**Exercise details**: Return the lines below that carry the word "places".

-- Begin Raw records --

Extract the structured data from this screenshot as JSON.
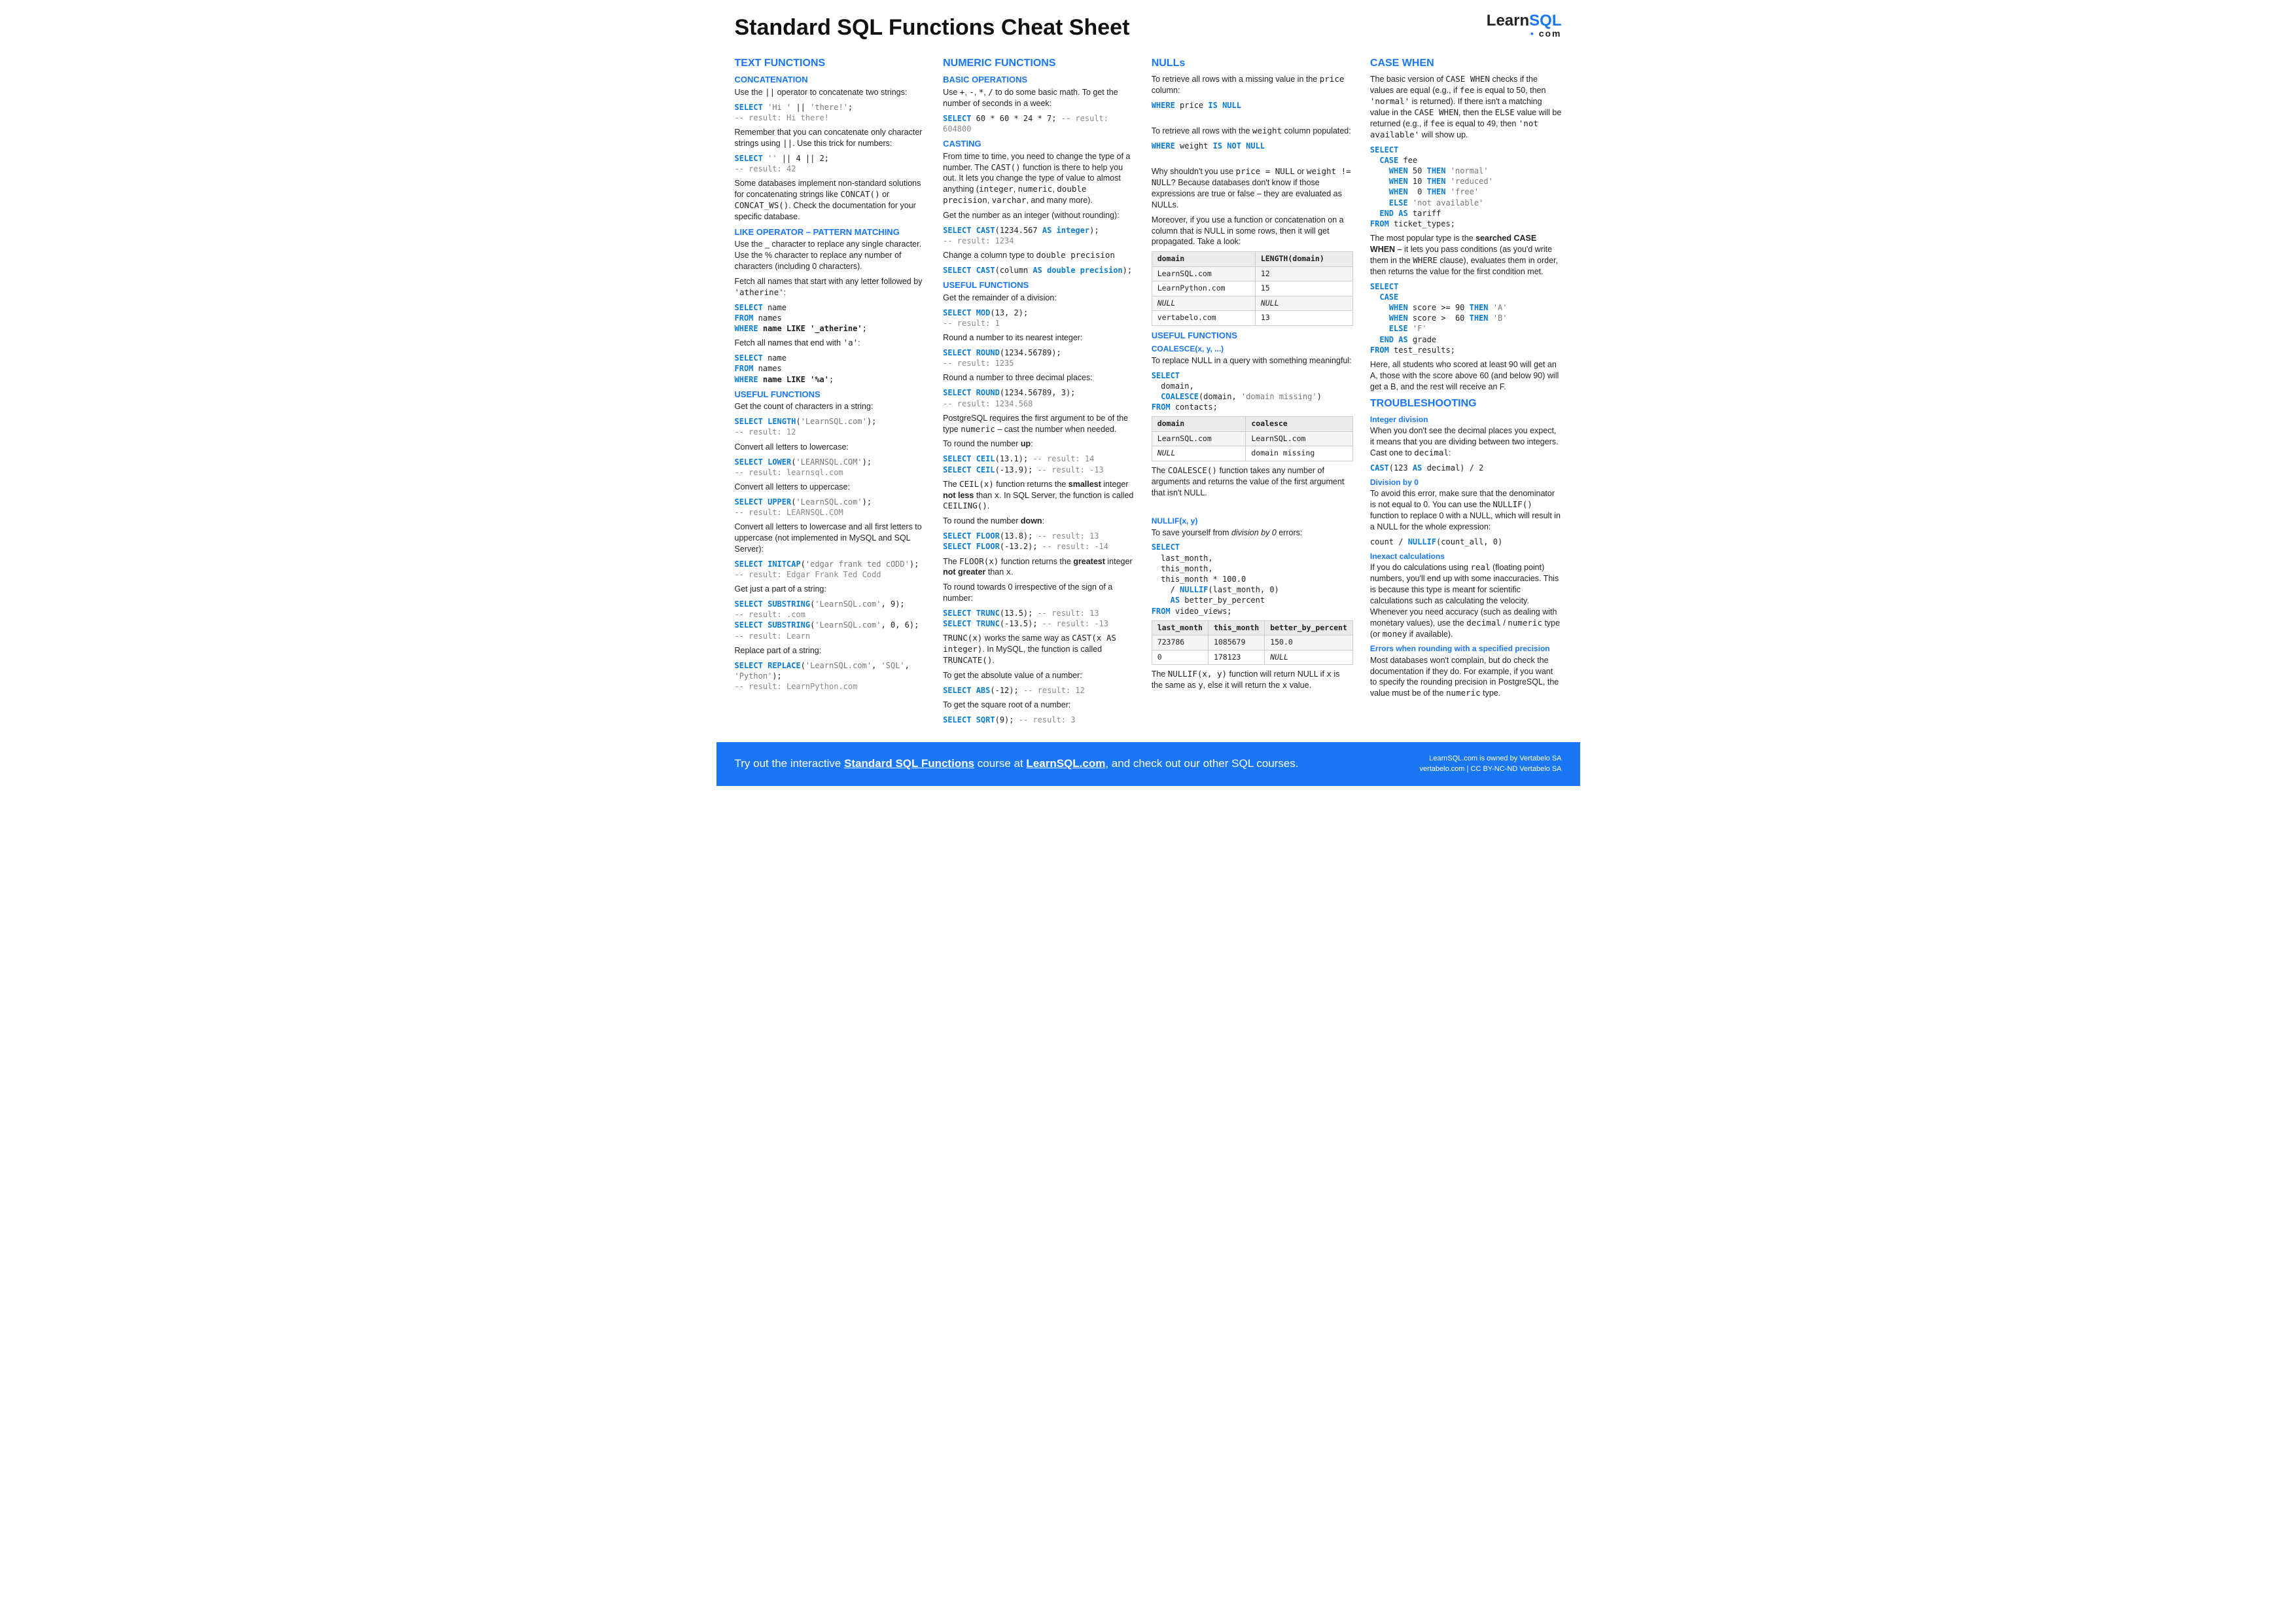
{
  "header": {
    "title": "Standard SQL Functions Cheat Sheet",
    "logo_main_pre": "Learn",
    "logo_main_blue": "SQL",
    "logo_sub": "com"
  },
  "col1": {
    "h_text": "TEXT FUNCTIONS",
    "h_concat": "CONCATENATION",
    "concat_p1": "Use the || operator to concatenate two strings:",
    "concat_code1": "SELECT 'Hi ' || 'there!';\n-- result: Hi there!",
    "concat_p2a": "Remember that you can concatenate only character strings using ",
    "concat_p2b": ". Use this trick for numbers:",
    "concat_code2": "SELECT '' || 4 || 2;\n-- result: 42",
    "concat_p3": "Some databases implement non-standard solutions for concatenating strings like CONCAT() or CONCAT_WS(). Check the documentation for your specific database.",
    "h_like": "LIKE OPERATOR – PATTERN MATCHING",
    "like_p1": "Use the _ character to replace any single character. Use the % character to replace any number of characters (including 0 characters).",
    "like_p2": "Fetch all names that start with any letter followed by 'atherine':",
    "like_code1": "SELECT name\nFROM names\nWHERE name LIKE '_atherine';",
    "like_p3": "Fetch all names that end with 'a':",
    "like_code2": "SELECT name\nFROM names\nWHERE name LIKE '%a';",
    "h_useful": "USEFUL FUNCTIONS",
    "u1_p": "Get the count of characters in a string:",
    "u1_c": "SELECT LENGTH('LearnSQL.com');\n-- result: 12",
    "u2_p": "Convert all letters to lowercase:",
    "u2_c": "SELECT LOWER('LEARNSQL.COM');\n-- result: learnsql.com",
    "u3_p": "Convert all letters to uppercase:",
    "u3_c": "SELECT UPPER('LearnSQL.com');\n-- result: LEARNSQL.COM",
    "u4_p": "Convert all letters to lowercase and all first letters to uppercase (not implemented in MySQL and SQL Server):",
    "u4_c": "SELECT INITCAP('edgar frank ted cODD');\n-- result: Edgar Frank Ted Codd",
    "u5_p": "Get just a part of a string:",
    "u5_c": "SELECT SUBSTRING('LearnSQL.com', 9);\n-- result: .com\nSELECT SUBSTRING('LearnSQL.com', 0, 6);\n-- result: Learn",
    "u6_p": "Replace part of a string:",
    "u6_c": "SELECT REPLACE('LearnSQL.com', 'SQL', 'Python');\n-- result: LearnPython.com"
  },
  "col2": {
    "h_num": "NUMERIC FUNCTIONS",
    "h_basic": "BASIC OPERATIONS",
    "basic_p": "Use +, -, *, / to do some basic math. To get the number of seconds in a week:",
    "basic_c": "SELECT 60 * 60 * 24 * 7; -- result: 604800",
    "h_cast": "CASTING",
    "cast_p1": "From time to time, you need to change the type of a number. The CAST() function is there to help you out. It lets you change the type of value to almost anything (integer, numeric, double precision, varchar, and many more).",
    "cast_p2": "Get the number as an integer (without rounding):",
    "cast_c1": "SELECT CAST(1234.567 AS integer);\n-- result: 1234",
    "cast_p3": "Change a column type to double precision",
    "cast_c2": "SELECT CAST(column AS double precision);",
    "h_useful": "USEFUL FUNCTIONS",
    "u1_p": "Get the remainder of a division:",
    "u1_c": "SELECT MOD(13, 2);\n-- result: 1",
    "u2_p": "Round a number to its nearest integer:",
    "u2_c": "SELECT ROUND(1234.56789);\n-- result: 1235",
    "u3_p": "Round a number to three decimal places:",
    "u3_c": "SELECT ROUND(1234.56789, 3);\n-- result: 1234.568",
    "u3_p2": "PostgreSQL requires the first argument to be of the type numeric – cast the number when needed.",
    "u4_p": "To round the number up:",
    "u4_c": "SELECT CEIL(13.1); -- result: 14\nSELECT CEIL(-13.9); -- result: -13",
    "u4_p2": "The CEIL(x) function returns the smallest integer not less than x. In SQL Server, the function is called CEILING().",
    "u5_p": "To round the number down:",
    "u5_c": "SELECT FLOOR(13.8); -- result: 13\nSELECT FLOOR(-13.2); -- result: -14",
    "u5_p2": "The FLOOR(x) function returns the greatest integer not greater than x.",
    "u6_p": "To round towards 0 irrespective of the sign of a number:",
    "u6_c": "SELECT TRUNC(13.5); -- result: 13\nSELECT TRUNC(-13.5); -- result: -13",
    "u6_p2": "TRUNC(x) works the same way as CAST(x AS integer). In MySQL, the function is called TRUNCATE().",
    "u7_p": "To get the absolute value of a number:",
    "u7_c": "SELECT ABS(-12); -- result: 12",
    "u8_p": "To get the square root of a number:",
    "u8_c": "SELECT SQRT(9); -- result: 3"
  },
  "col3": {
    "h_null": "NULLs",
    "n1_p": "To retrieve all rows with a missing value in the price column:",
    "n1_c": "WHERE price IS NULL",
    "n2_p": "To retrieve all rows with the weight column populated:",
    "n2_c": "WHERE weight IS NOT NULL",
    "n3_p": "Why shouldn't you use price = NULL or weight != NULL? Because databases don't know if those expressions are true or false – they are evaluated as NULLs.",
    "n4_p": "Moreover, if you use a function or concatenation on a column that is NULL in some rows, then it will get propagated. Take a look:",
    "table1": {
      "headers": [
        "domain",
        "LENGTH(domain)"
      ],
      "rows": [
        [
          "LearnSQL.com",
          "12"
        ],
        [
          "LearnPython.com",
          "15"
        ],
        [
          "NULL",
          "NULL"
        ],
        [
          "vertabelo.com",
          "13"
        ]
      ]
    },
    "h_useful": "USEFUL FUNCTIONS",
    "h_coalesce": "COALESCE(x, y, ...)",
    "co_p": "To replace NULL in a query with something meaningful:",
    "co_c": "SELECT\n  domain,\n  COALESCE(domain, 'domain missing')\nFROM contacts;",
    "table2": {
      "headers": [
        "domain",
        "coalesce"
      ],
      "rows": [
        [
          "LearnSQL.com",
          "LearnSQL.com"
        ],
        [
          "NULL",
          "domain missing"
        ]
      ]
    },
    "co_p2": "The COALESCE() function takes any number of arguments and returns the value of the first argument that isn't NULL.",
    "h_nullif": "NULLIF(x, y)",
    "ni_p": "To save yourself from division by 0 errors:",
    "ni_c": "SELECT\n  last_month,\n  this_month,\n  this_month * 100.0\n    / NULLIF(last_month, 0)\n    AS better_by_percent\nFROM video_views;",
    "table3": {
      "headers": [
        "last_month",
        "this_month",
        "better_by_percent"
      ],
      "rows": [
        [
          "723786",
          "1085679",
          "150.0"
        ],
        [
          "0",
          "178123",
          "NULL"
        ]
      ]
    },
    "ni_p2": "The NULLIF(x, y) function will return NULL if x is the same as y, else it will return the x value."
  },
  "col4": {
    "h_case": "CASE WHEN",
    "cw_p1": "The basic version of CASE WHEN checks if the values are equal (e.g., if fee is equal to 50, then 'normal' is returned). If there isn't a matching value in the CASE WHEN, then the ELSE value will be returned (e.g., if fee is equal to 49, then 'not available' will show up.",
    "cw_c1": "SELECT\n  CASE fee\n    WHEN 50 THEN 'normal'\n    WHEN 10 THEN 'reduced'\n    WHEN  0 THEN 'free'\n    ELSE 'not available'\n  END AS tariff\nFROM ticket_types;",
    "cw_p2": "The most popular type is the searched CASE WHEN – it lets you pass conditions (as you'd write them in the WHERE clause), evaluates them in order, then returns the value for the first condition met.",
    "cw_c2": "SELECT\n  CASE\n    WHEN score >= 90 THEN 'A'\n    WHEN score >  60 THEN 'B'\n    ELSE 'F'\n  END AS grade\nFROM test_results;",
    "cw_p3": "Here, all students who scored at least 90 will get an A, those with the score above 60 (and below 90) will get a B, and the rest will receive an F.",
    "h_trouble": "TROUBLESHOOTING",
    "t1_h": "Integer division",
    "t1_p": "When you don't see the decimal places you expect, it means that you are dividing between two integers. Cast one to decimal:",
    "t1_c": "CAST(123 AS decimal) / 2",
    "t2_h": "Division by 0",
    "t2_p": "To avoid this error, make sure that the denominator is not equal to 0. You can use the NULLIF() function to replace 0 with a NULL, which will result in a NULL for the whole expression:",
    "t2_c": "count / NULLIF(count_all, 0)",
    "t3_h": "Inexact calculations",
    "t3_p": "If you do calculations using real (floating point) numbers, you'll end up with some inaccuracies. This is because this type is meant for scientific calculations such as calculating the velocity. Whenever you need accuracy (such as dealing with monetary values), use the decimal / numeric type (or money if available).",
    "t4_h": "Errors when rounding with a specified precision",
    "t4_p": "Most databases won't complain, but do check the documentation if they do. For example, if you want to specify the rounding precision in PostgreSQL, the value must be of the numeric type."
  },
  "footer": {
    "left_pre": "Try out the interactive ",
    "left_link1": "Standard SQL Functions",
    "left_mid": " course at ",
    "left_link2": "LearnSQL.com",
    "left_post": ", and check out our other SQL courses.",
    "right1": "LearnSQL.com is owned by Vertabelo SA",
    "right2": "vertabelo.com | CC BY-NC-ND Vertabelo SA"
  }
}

-- End Raw records --
-- Begin Raw records --

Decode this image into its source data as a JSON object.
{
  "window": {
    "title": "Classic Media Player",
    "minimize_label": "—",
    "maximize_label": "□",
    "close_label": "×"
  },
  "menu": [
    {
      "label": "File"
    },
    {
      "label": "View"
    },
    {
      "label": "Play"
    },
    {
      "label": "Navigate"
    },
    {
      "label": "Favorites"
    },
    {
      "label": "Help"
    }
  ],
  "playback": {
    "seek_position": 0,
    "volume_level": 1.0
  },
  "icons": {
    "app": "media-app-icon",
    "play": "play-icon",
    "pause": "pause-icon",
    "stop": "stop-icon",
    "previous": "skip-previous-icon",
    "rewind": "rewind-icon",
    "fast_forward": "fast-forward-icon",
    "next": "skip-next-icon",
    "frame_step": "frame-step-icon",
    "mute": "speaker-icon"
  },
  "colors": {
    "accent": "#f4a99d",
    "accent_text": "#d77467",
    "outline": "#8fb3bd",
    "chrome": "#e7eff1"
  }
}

-- End Raw records --

**Response to the task**:
    "u3_p": "Round a number to three decimal places:",
    "t1_p": "When you don't see the decimal places you expect, it means that you are dividing between two integers. Cast one to decimal:",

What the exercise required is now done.